■ Problem requirements: Identify, in the records below, every line where the string "name" appears, and copy each such line.

Data tied to figure images:
--

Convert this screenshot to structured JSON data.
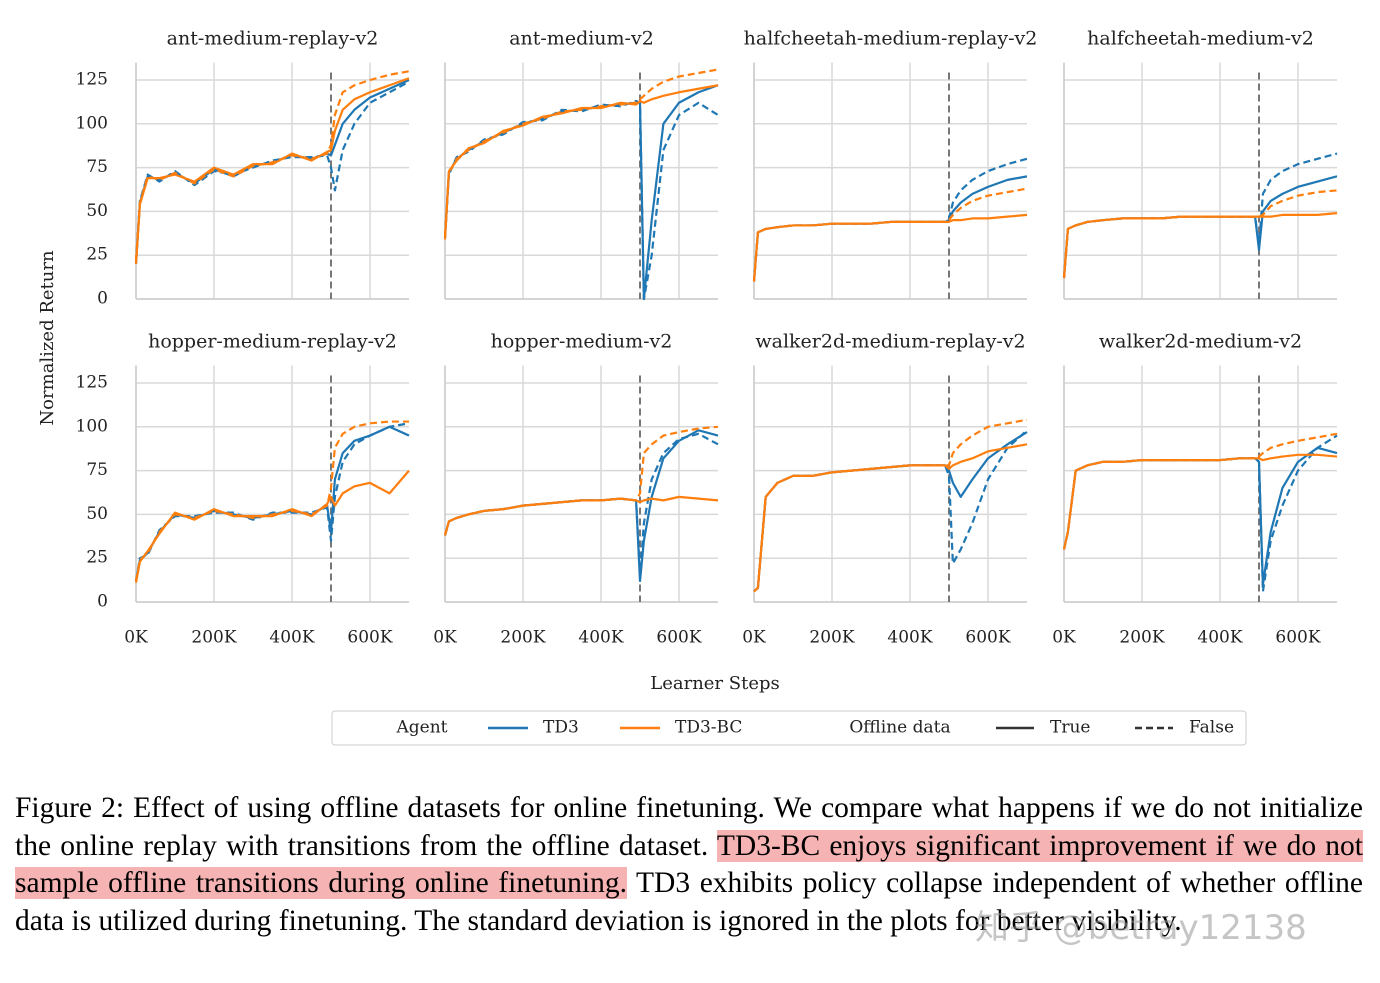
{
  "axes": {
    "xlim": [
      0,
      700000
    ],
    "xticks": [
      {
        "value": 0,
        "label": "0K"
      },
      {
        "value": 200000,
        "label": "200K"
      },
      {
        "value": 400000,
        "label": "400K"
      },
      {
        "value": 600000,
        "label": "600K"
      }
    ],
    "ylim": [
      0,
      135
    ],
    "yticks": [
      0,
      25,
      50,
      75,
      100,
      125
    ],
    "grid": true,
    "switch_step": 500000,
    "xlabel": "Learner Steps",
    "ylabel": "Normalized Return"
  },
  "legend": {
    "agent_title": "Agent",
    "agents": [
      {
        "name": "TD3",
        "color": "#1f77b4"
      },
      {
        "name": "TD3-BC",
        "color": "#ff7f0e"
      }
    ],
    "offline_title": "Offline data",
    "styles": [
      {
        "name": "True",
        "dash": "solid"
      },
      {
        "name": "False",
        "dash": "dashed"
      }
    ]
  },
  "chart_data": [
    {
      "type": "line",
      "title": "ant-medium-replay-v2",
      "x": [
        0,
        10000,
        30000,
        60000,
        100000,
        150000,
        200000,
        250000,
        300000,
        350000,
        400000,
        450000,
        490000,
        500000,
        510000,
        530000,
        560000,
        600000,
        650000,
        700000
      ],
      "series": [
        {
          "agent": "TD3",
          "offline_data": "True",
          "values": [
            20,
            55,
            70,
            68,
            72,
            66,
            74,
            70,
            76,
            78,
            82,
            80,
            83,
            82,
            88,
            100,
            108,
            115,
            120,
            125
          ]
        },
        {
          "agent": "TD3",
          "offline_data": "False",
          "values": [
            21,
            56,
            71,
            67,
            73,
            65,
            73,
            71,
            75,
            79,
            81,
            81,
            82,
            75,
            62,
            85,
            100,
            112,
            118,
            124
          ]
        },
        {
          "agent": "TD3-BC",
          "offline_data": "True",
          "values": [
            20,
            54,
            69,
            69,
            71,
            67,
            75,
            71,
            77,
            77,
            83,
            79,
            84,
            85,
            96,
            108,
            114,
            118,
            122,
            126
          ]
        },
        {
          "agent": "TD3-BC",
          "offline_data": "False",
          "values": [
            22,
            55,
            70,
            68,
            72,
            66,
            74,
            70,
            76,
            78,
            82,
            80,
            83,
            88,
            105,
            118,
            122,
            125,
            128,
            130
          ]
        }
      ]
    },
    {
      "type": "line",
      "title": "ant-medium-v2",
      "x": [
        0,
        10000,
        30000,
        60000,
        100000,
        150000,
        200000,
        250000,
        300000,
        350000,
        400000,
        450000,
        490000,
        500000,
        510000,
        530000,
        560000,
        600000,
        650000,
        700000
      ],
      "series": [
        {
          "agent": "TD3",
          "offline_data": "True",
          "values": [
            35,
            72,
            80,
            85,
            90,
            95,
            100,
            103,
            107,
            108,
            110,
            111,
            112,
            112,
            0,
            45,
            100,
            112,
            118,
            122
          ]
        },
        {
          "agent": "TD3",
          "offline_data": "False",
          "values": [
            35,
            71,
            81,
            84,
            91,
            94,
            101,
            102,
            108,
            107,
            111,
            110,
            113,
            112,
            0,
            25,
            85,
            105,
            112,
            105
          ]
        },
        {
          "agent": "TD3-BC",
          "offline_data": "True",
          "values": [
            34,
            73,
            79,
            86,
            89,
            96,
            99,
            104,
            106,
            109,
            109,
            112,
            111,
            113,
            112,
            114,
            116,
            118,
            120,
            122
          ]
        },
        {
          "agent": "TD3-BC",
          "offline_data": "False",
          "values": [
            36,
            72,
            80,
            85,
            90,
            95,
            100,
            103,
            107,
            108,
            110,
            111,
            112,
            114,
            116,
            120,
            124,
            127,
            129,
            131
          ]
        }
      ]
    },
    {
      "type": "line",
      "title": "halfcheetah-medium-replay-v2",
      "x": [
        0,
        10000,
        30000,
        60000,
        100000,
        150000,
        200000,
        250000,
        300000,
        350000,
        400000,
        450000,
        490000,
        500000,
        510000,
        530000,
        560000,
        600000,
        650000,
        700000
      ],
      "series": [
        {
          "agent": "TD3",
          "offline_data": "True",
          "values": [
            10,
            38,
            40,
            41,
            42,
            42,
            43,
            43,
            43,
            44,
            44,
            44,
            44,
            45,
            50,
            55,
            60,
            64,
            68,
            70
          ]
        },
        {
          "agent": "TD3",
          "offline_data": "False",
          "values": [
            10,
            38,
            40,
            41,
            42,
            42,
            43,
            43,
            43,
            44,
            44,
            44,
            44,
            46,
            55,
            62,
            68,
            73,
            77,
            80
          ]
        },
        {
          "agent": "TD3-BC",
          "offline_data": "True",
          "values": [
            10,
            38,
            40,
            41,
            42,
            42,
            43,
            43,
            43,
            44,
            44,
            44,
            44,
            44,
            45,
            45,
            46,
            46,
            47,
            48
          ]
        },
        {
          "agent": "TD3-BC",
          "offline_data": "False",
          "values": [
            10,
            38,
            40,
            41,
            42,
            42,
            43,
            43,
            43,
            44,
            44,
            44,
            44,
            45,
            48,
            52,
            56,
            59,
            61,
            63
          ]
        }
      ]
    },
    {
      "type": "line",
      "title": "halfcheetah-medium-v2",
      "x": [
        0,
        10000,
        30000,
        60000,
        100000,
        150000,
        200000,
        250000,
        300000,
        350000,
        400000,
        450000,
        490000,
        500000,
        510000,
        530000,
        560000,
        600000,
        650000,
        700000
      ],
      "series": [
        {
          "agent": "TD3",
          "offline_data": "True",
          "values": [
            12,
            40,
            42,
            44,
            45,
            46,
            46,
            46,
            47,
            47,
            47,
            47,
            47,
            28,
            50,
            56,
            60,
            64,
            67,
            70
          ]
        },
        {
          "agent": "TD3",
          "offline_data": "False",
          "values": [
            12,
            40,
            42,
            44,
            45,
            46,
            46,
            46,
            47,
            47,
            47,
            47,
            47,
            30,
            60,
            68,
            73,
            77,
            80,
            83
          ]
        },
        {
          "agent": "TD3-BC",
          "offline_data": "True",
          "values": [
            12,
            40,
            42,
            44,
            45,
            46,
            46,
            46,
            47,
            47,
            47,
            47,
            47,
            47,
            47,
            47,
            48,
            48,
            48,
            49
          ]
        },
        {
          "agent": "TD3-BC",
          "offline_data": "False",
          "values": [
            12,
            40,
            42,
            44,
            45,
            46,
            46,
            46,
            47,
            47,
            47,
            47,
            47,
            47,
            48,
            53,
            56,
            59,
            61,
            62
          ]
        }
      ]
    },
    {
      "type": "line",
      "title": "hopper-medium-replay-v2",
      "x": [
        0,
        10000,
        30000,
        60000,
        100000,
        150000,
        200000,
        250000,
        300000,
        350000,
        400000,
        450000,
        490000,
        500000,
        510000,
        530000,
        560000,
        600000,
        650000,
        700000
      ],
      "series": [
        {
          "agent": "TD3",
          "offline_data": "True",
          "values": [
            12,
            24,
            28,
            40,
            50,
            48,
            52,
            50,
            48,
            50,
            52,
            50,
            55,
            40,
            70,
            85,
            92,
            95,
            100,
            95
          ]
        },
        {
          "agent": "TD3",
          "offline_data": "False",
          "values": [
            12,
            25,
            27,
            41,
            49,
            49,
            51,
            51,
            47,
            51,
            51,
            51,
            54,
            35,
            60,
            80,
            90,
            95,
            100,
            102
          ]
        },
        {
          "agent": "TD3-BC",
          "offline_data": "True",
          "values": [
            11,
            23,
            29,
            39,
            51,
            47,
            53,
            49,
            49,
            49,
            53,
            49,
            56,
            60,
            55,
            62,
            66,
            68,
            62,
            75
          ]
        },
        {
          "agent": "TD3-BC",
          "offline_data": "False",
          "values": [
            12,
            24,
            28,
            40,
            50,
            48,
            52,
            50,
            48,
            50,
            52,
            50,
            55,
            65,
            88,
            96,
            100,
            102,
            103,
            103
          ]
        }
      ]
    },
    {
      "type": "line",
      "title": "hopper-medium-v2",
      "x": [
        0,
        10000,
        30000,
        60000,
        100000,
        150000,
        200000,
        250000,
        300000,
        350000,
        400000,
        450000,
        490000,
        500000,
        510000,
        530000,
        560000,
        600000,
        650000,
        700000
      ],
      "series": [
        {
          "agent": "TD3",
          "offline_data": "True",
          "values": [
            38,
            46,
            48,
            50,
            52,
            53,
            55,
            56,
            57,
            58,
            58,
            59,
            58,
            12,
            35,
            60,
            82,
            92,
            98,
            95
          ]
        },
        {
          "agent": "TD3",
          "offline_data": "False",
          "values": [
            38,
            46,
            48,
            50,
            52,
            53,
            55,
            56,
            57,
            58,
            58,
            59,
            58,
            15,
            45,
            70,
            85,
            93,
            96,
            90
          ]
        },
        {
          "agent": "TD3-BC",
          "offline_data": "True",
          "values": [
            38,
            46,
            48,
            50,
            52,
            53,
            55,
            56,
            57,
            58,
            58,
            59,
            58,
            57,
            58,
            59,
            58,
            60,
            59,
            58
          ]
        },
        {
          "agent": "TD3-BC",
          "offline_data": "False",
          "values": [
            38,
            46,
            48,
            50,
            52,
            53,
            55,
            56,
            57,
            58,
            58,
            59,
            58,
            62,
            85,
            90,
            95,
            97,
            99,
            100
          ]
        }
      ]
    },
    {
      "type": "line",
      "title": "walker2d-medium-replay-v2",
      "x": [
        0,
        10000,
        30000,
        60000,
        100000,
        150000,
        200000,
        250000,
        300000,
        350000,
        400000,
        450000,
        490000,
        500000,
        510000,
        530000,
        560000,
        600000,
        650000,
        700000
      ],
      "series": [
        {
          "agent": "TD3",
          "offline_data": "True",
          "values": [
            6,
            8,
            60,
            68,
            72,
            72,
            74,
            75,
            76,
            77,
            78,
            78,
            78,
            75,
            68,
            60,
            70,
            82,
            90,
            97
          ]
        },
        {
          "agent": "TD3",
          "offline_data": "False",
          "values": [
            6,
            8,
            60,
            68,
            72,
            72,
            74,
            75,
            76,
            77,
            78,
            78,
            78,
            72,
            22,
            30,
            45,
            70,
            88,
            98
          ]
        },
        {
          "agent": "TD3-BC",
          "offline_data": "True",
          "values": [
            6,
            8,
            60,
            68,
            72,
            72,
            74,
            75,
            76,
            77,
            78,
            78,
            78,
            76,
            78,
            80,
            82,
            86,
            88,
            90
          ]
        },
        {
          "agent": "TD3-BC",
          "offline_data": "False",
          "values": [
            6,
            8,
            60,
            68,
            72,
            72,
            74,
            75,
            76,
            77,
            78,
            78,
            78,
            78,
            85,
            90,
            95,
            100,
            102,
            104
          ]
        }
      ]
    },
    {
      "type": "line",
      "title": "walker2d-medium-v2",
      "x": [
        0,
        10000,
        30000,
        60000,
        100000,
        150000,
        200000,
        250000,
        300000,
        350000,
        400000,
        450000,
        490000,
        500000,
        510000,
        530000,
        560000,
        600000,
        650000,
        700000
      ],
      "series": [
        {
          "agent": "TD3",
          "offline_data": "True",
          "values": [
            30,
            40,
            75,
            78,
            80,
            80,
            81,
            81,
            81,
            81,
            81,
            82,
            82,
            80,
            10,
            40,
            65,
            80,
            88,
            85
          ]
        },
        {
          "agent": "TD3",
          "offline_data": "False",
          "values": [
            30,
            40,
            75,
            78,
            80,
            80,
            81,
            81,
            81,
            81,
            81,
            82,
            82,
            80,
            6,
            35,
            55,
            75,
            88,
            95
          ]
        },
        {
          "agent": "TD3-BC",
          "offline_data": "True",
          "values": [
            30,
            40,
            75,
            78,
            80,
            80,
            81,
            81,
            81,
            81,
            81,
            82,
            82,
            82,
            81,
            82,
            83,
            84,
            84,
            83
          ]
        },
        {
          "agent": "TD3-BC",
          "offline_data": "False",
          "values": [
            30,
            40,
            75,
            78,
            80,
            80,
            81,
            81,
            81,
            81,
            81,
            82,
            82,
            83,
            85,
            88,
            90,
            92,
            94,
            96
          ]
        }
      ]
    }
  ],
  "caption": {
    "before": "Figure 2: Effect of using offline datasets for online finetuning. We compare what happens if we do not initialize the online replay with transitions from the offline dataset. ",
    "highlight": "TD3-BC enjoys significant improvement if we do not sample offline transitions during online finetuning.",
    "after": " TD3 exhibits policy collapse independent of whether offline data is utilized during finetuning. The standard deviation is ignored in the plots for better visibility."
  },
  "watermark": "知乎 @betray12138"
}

--

■ Answer in full:
        "name": "TD3",
        "name": "TD3-BC",
        "name": "True",
        "name": "False",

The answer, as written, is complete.